◆ **Data section**
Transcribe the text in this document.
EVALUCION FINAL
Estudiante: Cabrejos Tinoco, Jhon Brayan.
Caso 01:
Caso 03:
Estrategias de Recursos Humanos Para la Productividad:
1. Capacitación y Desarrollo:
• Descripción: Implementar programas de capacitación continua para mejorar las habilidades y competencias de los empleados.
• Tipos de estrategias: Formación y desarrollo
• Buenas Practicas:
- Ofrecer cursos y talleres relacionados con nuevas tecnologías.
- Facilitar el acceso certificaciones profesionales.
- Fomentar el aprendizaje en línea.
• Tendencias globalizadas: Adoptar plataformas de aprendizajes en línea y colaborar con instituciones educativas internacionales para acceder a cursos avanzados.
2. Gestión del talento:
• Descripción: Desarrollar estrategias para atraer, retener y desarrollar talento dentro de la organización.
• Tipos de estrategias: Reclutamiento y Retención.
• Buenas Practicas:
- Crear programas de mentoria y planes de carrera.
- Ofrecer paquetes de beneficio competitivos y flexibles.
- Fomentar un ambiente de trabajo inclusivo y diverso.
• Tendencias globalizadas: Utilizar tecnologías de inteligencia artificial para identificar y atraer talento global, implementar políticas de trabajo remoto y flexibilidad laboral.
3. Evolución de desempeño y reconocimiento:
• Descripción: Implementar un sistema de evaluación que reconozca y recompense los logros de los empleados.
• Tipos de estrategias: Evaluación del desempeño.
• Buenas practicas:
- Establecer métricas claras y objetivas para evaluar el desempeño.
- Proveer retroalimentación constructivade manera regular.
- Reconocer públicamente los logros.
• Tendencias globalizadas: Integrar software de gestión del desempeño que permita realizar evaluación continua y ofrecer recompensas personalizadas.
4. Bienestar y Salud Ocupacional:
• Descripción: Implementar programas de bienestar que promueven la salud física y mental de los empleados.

◆ **Goal**
From the entries above, copy out every line where the string "empleados" appears.

◆ **Task answer**
• Descripción: Implementar programas de capacitación continua para mejorar las habilidades y competencias de los empleados.
• Descripción: Implementar un sistema de evaluación que reconozca y recompense los logros de los empleados.
• Descripción: Implementar programas de bienestar que promueven la salud física y mental de los empleados.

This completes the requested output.